▸ Exercise
Find the number of lines in these records where the word "true" appears. Reply with that number and nothing more.

▸ Saved data entries
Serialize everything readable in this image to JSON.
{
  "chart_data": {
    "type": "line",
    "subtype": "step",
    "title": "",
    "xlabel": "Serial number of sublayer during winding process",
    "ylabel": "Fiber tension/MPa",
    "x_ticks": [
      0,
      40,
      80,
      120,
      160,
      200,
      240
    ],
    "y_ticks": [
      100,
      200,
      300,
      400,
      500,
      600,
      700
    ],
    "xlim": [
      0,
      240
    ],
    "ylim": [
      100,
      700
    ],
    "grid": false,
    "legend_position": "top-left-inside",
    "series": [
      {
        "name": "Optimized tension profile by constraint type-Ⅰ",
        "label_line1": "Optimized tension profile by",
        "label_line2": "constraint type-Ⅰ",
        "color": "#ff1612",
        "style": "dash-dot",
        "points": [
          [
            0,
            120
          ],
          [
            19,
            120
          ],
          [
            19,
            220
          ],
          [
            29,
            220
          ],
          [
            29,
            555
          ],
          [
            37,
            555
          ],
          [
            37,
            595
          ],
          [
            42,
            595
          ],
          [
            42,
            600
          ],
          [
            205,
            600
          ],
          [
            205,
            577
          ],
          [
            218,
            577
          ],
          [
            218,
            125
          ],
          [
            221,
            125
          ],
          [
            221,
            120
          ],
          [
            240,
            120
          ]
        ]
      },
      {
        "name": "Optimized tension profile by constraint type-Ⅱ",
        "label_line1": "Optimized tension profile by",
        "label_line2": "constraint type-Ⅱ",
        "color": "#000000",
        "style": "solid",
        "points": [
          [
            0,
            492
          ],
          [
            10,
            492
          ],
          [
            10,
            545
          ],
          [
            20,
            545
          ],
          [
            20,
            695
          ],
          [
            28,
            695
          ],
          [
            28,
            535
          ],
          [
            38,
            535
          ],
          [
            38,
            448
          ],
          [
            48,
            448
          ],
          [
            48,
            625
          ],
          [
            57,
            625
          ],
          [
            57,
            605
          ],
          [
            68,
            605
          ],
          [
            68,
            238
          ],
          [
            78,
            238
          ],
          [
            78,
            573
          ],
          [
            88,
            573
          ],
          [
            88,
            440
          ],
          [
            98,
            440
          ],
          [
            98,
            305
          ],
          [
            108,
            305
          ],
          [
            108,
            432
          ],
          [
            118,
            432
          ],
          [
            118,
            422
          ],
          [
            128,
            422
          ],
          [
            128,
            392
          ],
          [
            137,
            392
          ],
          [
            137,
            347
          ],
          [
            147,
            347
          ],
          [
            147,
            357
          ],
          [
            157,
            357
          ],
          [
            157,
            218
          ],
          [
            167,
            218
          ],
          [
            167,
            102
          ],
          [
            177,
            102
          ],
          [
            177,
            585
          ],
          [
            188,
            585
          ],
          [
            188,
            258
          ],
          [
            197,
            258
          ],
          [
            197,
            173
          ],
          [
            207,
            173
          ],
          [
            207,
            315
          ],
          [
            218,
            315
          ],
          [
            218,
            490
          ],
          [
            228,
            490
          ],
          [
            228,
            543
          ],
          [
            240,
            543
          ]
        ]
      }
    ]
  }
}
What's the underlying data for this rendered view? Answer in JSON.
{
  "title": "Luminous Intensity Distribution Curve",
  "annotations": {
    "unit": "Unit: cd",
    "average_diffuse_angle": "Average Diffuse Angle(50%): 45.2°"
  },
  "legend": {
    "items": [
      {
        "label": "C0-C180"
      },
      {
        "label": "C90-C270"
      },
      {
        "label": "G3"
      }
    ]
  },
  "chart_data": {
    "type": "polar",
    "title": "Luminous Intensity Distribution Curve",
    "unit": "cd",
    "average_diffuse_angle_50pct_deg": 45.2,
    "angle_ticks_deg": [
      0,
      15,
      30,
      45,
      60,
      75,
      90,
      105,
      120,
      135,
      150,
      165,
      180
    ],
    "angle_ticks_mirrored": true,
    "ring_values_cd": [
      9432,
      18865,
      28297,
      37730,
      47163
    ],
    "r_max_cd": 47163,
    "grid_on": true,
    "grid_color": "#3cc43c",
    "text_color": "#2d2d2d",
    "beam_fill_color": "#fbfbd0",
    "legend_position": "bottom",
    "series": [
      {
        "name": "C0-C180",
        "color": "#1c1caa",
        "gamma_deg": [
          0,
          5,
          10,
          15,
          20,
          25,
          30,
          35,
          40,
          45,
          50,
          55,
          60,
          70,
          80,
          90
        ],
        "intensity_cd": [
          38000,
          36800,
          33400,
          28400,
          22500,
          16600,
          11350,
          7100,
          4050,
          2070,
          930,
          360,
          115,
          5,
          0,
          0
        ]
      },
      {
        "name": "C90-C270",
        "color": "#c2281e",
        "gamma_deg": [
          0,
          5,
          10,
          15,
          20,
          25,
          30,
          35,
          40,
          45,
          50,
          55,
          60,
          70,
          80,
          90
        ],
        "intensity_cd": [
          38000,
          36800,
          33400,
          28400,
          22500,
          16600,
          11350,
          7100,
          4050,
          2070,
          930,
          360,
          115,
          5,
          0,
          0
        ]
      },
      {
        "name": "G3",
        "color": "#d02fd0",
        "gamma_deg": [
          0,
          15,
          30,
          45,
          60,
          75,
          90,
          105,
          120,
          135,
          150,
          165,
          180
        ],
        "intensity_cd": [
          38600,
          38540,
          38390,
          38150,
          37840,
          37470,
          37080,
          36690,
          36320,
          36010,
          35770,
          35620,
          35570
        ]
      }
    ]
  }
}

▸ Task result
2